Direction:
Take every line from the listing below that contains "настоящего".

Material to process:
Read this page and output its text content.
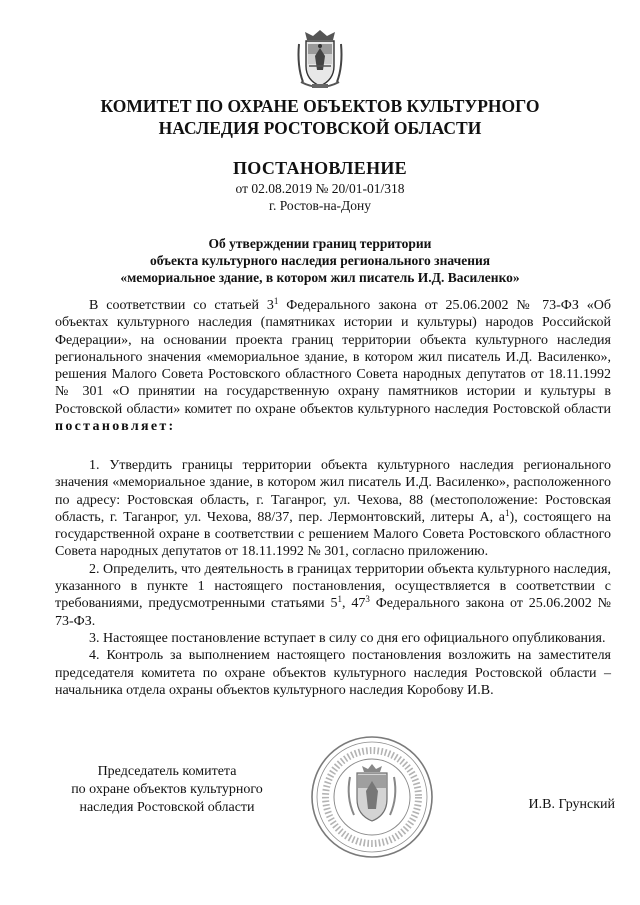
КОМИТЕТ ПО ОХРАНЕ ОБЪЕКТОВ КУЛЬТУРНОГО
НАСЛЕДИЯ РОСТОВСКОЙ ОБЛАСТИ
ПОСТАНОВЛЕНИЕ
от 02.08.2019 № 20/01-01/318
г. Ростов-на-Дону
Об утверждении границ территории
объекта культурного наследия регионального значения
«мемориальное здание, в котором жил писатель И.Д. Василенко»

В соответствии со статьей $3^1$ Федерального закона от 25.06.2002 № 73-ФЗ «Об объектах культурного наследия (памятниках истории и культуры) народов Российской Федерации», на основании проекта границ территории объекта культурного наследия регионального значения «мемориальное здание, в котором жил писатель И.Д. Василенко», решения Малого Совета Ростовского областного Совета народных депутатов от 18.11.1992 № 301 «О принятии на государственную охрану памятников истории и культуры в Ростовской области» комитет по охране объектов культурного наследия Ростовской области постановляет:

1. Утвердить границы территории объекта культурного наследия регионального значения «мемориальное здание, в котором жил писатель И.Д. Василенко», расположенного по адресу: Ростовская область, г. Таганрог, ул. Чехова, 88 (местоположение: Ростовская область, г. Таганрог, ул. Чехова, 88/37, пер. Лермонтовский, литеры А, $а^1$), состоящего на государственной охране в соответствии с решением Малого Совета Ростовского областного Совета народных депутатов от 18.11.1992 № 301, согласно приложению.

2. Определить, что деятельность в границах территории объекта культурного наследия, указанного в пункте 1 настоящего постановления, осуществляется в соответствии с требованиями, предусмотренными статьями $5^1$, $47^3$ Федерального закона от 25.06.2002 № 73-ФЗ.

3. Настоящее постановление вступает в силу со дня его официального опубликования.

4. Контроль за выполнением настоящего постановления возложить на заместителя председателя комитета по охране объектов культурного наследия Ростовской области – начальника отдела охраны объектов культурного наследия Коробову И.В.

Председатель комитета
по охране объектов культурного
наследия Ростовской области	И.В. Грунский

Full output:
2. Определить, что деятельность в границах территории объекта культурного наследия, указанного в пункте 1 настоящего постановления, осуществляется в соответствии с требованиями, предусмотренными статьями $5^1$, $47^3$ Федерального закона от 25.06.2002 № 73-ФЗ.
4. Контроль за выполнением настоящего постановления возложить на заместителя председателя комитета по охране объектов культурного наследия Ростовской области – начальника отдела охраны объектов культурного наследия Коробову И.В.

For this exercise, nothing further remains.